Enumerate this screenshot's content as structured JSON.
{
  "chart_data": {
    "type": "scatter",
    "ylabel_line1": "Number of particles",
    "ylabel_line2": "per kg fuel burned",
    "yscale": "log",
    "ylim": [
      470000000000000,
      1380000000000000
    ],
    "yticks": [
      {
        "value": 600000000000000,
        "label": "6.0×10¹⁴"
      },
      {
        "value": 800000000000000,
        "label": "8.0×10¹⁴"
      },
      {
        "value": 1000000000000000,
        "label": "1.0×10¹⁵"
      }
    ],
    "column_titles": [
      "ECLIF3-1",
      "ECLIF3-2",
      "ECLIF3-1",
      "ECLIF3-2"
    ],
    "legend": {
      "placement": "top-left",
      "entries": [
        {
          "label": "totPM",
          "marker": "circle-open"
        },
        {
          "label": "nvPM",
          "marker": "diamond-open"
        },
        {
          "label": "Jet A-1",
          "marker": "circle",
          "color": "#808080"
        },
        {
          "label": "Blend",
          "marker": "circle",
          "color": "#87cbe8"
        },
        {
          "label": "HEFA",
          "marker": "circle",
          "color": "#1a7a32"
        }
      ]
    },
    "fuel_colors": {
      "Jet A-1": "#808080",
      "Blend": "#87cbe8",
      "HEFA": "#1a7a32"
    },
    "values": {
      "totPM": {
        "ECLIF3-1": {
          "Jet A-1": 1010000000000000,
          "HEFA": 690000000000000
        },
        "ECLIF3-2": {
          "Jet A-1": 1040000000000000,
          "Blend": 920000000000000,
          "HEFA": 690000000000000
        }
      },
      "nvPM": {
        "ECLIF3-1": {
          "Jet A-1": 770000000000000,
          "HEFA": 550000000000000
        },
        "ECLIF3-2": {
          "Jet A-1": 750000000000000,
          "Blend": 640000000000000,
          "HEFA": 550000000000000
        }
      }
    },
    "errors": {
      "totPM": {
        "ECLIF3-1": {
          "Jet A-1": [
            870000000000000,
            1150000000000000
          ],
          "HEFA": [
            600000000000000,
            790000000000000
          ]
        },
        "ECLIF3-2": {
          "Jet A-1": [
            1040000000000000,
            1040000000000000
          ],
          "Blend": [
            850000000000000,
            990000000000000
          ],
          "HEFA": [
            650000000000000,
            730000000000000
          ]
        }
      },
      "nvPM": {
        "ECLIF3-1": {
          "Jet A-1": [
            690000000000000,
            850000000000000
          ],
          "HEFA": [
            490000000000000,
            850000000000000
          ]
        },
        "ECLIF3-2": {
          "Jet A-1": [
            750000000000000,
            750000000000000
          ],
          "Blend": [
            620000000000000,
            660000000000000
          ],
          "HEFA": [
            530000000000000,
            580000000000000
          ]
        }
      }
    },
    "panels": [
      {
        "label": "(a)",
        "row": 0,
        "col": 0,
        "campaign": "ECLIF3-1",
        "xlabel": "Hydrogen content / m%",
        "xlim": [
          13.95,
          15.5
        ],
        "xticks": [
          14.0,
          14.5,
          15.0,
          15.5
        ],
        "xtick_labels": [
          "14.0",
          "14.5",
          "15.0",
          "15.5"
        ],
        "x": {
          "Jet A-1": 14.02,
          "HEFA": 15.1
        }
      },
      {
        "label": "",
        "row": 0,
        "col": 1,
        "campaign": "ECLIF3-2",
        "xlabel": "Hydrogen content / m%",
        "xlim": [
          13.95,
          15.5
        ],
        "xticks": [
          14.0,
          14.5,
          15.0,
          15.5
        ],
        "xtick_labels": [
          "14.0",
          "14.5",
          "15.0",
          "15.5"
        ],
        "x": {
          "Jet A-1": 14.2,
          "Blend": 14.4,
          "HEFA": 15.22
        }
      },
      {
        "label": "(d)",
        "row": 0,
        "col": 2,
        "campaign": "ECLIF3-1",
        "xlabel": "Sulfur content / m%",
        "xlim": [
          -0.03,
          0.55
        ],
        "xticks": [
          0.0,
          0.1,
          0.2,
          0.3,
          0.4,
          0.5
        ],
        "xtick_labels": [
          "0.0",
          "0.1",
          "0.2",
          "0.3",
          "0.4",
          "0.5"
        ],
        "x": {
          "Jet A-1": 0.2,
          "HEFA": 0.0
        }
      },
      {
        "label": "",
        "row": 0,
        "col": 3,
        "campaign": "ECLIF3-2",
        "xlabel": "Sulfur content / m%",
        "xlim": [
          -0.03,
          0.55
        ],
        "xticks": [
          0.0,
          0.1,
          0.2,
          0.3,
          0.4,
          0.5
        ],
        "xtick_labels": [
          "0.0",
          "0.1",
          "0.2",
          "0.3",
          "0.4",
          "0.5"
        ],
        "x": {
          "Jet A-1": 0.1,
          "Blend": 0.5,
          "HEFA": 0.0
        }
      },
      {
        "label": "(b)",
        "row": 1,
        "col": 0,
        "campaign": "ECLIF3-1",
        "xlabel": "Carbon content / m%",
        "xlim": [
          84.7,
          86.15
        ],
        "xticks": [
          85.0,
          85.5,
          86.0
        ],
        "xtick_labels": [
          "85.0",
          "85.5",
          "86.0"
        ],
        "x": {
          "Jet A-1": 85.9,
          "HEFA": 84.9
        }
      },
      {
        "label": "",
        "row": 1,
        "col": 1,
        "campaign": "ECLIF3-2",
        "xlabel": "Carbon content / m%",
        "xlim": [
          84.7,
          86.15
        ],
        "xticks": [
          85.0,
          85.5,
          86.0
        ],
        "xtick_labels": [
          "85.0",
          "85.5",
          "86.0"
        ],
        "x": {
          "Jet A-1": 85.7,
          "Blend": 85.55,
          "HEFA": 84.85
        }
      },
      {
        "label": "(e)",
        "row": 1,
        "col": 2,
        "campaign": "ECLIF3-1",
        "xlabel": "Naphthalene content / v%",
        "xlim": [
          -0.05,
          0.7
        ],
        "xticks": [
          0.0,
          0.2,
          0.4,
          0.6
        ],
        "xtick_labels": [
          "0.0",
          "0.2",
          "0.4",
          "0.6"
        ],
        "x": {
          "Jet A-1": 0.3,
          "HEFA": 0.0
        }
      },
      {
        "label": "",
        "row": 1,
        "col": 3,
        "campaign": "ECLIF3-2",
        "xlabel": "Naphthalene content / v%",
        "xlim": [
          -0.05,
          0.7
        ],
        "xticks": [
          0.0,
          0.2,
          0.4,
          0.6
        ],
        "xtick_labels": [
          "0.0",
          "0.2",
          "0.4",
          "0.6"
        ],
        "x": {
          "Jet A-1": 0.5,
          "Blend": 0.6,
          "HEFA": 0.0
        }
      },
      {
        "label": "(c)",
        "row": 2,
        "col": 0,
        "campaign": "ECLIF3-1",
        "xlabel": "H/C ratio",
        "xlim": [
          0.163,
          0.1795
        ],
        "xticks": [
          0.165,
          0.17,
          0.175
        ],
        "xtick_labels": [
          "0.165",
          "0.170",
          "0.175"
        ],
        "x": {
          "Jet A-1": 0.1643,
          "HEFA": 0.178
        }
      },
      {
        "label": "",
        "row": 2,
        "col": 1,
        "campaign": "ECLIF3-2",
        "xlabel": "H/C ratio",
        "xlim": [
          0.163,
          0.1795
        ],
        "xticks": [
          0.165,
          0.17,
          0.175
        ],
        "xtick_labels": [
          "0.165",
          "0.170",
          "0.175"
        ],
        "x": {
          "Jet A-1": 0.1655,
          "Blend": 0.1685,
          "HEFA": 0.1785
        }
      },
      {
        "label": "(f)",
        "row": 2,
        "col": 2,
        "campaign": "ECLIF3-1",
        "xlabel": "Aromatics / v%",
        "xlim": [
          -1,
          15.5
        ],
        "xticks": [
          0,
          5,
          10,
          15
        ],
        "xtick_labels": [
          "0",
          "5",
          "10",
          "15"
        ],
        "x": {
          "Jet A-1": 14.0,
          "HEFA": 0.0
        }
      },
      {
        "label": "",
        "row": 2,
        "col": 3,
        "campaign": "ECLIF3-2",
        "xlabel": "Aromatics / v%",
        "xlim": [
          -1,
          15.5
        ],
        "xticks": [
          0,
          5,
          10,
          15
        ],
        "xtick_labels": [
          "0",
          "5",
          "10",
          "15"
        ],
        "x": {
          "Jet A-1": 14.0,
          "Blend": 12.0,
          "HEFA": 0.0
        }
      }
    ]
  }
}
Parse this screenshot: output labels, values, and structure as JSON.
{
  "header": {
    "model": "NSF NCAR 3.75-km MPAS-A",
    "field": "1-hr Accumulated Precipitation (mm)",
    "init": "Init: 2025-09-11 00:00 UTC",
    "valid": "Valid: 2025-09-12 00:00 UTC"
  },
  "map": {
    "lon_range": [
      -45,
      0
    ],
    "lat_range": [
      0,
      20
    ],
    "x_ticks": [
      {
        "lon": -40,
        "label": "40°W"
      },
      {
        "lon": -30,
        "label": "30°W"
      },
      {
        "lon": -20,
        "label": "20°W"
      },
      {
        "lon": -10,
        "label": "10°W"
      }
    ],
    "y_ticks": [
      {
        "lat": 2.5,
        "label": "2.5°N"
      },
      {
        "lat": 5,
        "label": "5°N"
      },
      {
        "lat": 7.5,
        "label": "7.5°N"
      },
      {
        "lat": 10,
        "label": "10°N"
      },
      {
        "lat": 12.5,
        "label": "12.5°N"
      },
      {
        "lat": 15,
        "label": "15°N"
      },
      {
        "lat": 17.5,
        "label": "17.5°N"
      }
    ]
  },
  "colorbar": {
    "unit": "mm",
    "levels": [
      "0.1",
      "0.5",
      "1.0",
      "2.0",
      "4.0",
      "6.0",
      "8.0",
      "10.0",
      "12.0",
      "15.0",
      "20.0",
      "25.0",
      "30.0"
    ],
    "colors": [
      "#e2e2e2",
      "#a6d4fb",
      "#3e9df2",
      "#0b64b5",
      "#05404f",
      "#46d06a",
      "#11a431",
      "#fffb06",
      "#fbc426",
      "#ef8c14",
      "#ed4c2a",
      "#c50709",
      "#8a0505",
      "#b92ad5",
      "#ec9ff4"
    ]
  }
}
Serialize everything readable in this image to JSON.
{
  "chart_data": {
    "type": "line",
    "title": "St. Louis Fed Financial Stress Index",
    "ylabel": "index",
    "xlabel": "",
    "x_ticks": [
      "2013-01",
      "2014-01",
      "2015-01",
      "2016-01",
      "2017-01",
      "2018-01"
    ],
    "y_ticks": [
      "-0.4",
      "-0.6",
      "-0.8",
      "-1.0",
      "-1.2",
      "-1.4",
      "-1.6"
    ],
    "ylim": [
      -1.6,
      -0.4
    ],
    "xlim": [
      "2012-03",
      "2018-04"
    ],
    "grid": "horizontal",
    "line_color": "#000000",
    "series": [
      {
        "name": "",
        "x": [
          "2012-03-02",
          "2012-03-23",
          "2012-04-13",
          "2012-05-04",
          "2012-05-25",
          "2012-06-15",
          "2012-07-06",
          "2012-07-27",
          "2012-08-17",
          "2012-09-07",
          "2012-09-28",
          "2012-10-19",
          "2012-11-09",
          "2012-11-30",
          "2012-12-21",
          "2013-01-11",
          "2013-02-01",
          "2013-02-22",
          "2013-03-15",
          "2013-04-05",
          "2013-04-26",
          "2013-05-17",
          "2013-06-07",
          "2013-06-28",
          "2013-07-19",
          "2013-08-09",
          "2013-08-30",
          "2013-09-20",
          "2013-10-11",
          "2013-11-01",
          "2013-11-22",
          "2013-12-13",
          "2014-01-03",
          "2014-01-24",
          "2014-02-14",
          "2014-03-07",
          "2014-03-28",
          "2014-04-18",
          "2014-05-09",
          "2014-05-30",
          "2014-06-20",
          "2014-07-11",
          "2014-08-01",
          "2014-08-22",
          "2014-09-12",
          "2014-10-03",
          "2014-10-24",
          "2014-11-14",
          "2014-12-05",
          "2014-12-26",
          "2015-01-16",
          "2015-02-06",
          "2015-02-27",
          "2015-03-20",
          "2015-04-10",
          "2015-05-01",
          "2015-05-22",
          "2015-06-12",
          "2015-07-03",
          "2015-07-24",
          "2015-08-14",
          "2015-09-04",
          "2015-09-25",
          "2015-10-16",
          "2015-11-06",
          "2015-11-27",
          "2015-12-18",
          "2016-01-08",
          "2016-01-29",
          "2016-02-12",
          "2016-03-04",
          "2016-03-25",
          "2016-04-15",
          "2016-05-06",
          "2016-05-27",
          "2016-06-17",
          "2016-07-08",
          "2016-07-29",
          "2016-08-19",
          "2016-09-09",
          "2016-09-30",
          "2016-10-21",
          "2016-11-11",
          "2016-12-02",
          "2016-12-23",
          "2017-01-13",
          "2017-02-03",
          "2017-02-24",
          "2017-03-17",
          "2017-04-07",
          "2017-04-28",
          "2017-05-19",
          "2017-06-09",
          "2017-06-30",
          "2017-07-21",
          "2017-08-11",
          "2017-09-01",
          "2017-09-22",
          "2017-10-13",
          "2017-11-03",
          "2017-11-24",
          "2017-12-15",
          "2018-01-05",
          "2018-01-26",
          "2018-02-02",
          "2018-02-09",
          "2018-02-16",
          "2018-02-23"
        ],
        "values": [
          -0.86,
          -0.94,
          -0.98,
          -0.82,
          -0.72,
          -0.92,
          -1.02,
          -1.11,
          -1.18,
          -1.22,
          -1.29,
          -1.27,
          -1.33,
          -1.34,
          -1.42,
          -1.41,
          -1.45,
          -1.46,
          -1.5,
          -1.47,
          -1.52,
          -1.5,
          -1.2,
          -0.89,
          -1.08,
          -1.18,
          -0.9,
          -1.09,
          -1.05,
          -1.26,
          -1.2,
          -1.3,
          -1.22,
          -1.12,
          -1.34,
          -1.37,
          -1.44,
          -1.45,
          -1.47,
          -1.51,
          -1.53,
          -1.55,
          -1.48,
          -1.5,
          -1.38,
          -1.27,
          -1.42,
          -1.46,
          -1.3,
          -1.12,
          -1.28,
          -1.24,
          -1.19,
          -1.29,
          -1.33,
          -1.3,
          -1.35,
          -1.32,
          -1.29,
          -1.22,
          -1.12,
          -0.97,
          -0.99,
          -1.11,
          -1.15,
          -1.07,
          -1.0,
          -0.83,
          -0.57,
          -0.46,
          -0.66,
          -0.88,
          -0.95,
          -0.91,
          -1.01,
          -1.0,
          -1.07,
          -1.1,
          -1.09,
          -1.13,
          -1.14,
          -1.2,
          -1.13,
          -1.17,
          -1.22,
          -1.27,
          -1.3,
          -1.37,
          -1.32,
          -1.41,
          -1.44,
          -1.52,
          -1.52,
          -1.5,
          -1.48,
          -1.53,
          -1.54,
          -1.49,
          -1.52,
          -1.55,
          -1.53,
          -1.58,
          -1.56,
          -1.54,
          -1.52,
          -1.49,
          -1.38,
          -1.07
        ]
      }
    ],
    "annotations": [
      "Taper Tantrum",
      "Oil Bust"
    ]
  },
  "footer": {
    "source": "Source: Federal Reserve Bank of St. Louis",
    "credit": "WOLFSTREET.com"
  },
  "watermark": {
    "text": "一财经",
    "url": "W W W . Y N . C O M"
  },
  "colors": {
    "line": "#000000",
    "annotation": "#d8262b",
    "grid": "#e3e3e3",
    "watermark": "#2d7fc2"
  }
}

========================================================================

▶ **WORK INSTRUCTIONS**:
Pull every line containing the word "JSON" out of the entries above.

▶ **COMPLETED TASK**:
Enumerate this screenshot's content as structured JSON.
Parse this screenshot: output labels, values, and structure as JSON.
Serialize everything readable in this image to JSON.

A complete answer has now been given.